Given problem » Select, from the material below, each line with "JSON" in it.

── Entries provided ──

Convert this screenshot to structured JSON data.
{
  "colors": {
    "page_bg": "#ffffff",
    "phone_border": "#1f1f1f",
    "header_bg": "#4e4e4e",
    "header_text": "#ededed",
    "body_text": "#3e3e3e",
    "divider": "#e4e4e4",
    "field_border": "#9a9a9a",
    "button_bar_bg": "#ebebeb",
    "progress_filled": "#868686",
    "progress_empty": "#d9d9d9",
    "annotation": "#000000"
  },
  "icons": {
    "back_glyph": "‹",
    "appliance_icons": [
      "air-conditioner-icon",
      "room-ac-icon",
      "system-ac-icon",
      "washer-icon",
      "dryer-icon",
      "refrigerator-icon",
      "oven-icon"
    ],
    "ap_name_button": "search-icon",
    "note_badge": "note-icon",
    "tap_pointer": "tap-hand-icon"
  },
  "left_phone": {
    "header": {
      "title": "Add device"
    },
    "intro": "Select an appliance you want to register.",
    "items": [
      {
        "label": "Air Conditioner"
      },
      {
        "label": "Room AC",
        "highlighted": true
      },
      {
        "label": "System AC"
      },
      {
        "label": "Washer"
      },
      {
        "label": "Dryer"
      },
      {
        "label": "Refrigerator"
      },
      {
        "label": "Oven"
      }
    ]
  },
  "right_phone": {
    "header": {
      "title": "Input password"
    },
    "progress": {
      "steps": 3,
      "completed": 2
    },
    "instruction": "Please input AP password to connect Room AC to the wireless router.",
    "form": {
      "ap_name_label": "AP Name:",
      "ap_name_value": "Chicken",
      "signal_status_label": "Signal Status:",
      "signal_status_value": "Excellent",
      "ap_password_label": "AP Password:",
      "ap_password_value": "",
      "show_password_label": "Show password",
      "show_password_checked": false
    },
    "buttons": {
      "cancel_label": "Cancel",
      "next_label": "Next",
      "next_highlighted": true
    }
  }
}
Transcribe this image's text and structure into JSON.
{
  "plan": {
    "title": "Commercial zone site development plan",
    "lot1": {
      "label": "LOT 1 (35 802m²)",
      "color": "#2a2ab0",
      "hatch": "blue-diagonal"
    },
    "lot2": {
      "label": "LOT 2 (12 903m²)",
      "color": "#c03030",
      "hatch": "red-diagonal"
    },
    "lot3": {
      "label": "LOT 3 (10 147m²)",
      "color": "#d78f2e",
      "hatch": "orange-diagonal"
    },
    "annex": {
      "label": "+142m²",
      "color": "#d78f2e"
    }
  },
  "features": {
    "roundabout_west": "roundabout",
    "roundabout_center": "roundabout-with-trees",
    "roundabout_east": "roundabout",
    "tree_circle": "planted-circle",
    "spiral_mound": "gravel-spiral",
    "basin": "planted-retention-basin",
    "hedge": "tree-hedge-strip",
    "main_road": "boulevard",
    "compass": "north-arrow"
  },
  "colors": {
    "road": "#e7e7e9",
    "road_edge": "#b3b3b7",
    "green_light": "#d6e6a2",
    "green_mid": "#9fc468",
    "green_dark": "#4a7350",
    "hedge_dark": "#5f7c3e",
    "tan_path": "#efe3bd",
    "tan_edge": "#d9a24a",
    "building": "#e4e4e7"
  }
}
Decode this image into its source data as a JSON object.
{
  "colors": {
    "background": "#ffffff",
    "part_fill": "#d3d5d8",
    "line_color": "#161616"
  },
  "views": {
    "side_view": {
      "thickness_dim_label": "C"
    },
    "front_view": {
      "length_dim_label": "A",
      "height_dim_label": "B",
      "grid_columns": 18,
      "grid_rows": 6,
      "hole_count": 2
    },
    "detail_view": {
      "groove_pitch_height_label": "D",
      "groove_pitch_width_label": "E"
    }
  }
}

───

Finished exercise »
Convert this screenshot to structured JSON data.
Transcribe this image's text and structure into JSON.
Decode this image into its source data as a JSON object.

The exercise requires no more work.